### INSTRUCTION A
Write out the part of the Tu-154B kit review between "The cottage industry, instead, uses" and "looked pretty sad.", inclusive, word for word.

### GIVEN TEXT
——

The OKB-144 Tu-154B.
OKB-144 was a Russian cottage industry kit maker which produced a few kits in the early ‘noughties’ and then quietly disappeared. The first OKB kit I got hold of was their Tu-154B, shortly after it was released back in 2002. Looking over the box, my first thought was, “these guys have style!” The company name was a play on the monikers of Soviet-era design bureaux (Tupolevs were known as “Research and Design Bureau 156” or “OKB-156”). The box end carried what looked like an engineering drawing signature, with a stamp which read “USSR/Chief Designer.” I liked their elegant sense of humour! Of course, what counted was what was inside the box. My Tu-154 did not disappoint. Not unduly so, at any rate. Let me explain...
Low-pressure, limited-run injection moulding is a strange brand of alchemy. Mainstream kit makers use tools made of steel or, more likely, copper-beryllium. These alloys are very hard, which makes the tooling practically eternal. It also makes it entirely unaffordable for the cottage industry.
“Fuselage halves: these two parts are basically divergent and keeping them glued together will call for some ingenuity”
The cottage industry, instead, uses much softer materials for its tooling. Most often, plastic monomers (resins) are used. Nobody can predict how many “shots” a resin tool will withstand: it could be one or one thousand; it is rarely more than that. The injection presses used for such tools work at low pressure, but simple mathematics tells us that even a manual-lever machine can direct over a ton of pressure at the thinnest point of a tool!
“Fin and tailcone: mating this with the fuselage is an extra step probably required by limited tool size”
All of this means that low-pressure kits start off pretty sharp at the early end of the run, get grubby later on, and as the tool threatens to fragment at the end of the run, end up pretty hairy. This is why, in 2002, my Tu-154 had looked very spruce, while the one I got in 2007 looked pretty sad.

——

### SOURCE RECORDS
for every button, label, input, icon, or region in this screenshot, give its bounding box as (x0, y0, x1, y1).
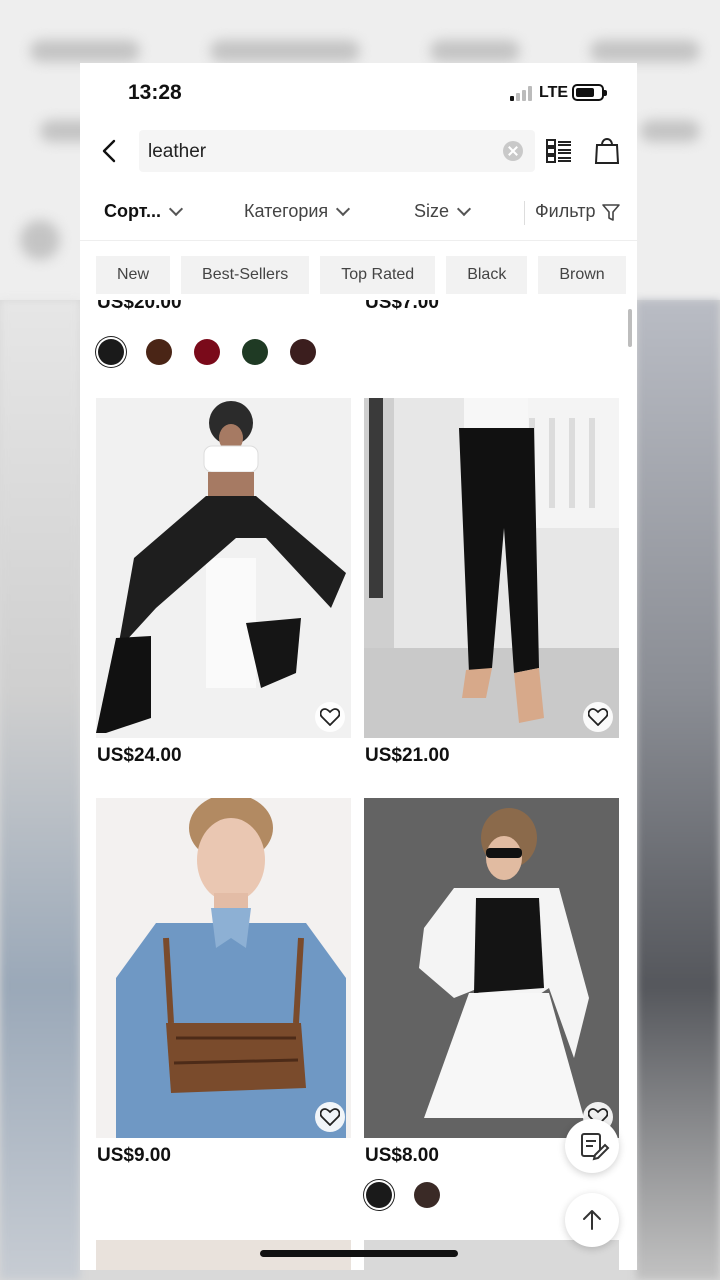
note-edit-icon (581, 1133, 610, 1161)
product-image[interactable] (96, 798, 351, 1138)
feedback-button[interactable] (565, 1119, 619, 1173)
divider (80, 240, 637, 241)
product-price: US$8.00 (365, 1145, 439, 1166)
funnel-icon (602, 203, 621, 221)
quick-filter-chips: New Best-Sellers Top Rated Black Brown (96, 256, 626, 294)
chip-best-sellers[interactable]: Best-Sellers (181, 256, 310, 294)
product-price: US$21.00 (365, 745, 450, 766)
clear-search-icon[interactable] (503, 141, 523, 161)
back-arrow-icon[interactable] (96, 137, 124, 165)
chevron-down-icon (168, 201, 184, 216)
product-price: US$9.00 (97, 1145, 171, 1166)
grid-layout-icon[interactable] (545, 137, 573, 165)
chip-black[interactable]: Black (446, 256, 528, 294)
wishlist-heart-icon[interactable] (315, 702, 345, 732)
network-label: LTE (539, 84, 569, 101)
color-swatch[interactable] (194, 339, 220, 365)
home-indicator (260, 1250, 458, 1257)
color-swatch[interactable] (98, 339, 124, 365)
scrollbar[interactable] (628, 309, 632, 347)
product-price: US$24.00 (97, 745, 182, 766)
filter-divider (524, 201, 525, 225)
wishlist-heart-icon[interactable] (315, 1102, 345, 1132)
color-swatches (98, 339, 316, 365)
sort-dropdown[interactable]: Сорт... (104, 201, 184, 222)
status-time: 13:28 (128, 81, 182, 104)
status-bar: 13:28 LTE (80, 63, 637, 123)
sort-label: Сорт... (104, 201, 161, 221)
shopping-bag-icon[interactable] (593, 135, 621, 165)
search-bar-row: leather (80, 127, 637, 175)
size-dropdown[interactable]: Size (414, 201, 472, 222)
product-grid: US$20.00 US$7.00 US$24.00 US$21.00 US$9.… (80, 300, 637, 1270)
category-dropdown[interactable]: Категория (244, 201, 351, 222)
filter-bar: Сорт... Категория Size Фильтр (80, 189, 637, 233)
product-image[interactable] (96, 398, 351, 738)
chip-top-rated[interactable]: Top Rated (320, 256, 436, 294)
filter-button[interactable]: Фильтр (535, 201, 621, 222)
search-input[interactable]: leather (139, 130, 535, 172)
color-swatch[interactable] (414, 1182, 440, 1208)
category-label: Категория (244, 201, 329, 221)
chevron-down-icon (336, 201, 351, 216)
color-swatch[interactable] (146, 339, 172, 365)
arrow-up-icon (583, 1210, 601, 1230)
color-swatch[interactable] (242, 339, 268, 365)
phone-screen: 13:28 LTE leather Сорт... Категория Size… (80, 63, 637, 1270)
color-swatch[interactable] (366, 1182, 392, 1208)
product-image[interactable] (364, 798, 619, 1138)
chevron-down-icon (456, 201, 472, 216)
battery-icon (572, 84, 607, 101)
product-image[interactable] (364, 398, 619, 738)
color-swatches (366, 1182, 440, 1208)
product-price: US$7.00 (365, 300, 439, 313)
signal-icon (510, 85, 538, 101)
wishlist-heart-icon[interactable] (583, 702, 613, 732)
product-price: US$20.00 (97, 300, 182, 313)
search-query: leather (148, 141, 207, 162)
chip-new[interactable]: New (96, 256, 171, 294)
back-to-top-button[interactable] (565, 1193, 619, 1247)
size-label: Size (414, 201, 450, 221)
color-swatch[interactable] (290, 339, 316, 365)
filter-label: Фильтр (535, 201, 596, 221)
chip-brown[interactable]: Brown (538, 256, 626, 294)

——

### INSTRUCTION B
Give again, unchanged, the rows between the lines holding "note-edit-icon (581, 1133, 610, 1161)" and "home-indicator (260, 1250, 458, 1257)", inclusive.

### EXPECTED ANSWER A
The cottage industry, instead, uses much softer materials for its tooling. Most often, plastic monomers (resins) are used. Nobody can predict how many “shots” a resin tool will withstand: it could be one or one thousand; it is rarely more than that. The injection presses used for such tools work at low pressure, but simple mathematics tells us that even a manual-lever machine can direct over a ton of pressure at the thinnest point of a tool!
“Fin and tailcone: mating this with the fuselage is an extra step probably required by limited tool size”
All of this means that low-pressure kits start off pretty sharp at the early end of the run, get grubby later on, and as the tool threatens to fragment at the end of the run, end up pretty hairy. This is why, in 2002, my Tu-154 had looked very spruce, while the one I got in 2007 looked pretty sad.

### EXPECTED ANSWER B
note-edit-icon (581, 1133, 610, 1161)
product-image[interactable] (96, 798, 351, 1138)
feedback-button[interactable] (565, 1119, 619, 1173)
divider (80, 240, 637, 241)
product-price: US$8.00 (365, 1145, 439, 1166)
funnel-icon (602, 203, 621, 221)
quick-filter-chips: New Best-Sellers Top Rated Black Brown (96, 256, 626, 294)
chip-best-sellers[interactable]: Best-Sellers (181, 256, 310, 294)
product-price: US$21.00 (365, 745, 450, 766)
clear-search-icon[interactable] (503, 141, 523, 161)
back-arrow-icon[interactable] (96, 137, 124, 165)
chevron-down-icon (168, 201, 184, 216)
product-price: US$9.00 (97, 1145, 171, 1166)
grid-layout-icon[interactable] (545, 137, 573, 165)
chip-black[interactable]: Black (446, 256, 528, 294)
wishlist-heart-icon[interactable] (315, 702, 345, 732)
network-label: LTE (539, 84, 569, 101)
color-swatch[interactable] (194, 339, 220, 365)
home-indicator (260, 1250, 458, 1257)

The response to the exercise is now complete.